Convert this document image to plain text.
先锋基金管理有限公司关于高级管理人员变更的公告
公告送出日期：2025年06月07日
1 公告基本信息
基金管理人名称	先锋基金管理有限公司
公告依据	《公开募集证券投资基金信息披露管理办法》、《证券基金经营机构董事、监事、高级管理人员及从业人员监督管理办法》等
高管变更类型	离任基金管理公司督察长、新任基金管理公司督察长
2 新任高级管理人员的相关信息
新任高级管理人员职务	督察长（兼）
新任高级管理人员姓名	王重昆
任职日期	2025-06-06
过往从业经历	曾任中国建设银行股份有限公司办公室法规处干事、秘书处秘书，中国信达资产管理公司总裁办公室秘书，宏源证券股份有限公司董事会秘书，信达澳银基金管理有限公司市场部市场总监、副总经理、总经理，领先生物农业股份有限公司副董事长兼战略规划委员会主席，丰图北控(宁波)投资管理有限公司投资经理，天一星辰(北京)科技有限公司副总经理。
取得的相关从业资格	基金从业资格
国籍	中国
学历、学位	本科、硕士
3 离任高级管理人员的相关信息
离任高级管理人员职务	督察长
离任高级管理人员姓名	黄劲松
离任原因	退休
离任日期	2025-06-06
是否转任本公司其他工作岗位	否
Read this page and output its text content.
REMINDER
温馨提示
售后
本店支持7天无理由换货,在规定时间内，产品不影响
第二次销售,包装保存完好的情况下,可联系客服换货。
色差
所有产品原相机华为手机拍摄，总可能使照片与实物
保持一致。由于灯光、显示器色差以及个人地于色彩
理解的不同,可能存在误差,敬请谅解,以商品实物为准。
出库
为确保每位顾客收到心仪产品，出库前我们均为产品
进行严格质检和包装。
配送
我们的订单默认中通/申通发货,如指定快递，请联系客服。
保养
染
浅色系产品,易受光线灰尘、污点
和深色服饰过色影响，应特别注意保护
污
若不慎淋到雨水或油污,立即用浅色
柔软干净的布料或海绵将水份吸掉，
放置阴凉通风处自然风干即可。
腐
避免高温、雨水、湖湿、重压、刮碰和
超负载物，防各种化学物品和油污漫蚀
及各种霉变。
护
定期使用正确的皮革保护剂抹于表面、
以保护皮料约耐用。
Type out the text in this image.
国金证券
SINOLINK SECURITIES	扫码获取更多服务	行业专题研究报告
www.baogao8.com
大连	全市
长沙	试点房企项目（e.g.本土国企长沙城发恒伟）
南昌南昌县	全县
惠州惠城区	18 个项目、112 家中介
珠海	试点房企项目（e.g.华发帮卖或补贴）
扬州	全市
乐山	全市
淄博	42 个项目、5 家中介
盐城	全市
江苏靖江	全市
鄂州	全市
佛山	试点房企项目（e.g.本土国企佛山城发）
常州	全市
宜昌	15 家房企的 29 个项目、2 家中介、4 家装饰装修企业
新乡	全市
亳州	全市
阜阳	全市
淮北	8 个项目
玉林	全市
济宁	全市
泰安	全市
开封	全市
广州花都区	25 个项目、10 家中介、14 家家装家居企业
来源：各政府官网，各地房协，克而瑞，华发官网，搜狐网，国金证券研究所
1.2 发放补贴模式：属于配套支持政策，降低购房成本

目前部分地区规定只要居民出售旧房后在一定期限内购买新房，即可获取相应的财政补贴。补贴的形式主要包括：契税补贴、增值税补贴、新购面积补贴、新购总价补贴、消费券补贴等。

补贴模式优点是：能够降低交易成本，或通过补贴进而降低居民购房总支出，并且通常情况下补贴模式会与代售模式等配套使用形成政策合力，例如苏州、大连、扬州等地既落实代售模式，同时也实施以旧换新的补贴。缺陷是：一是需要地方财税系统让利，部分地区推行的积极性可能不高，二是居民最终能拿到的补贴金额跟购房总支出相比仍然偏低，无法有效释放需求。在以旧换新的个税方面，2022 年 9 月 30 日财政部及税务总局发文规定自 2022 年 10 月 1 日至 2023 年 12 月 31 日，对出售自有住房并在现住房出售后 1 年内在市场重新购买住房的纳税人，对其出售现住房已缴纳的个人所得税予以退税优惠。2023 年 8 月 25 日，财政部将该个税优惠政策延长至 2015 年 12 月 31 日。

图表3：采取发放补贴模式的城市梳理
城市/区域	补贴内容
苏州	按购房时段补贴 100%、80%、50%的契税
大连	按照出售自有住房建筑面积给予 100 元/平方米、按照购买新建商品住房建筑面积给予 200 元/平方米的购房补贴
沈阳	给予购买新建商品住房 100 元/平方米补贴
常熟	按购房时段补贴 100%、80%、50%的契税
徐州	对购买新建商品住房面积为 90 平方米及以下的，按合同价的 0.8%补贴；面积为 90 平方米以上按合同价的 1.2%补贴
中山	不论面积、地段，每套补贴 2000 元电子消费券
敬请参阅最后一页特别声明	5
------------------------------------
Goal of the exercise => Where a line in the entries holds the word "按购房时段补贴", copy that line.

Written response =>
苏州	按购房时段补贴 100%、80%、50%的契税
常熟	按购房时段补贴 100%、80%、50%的契税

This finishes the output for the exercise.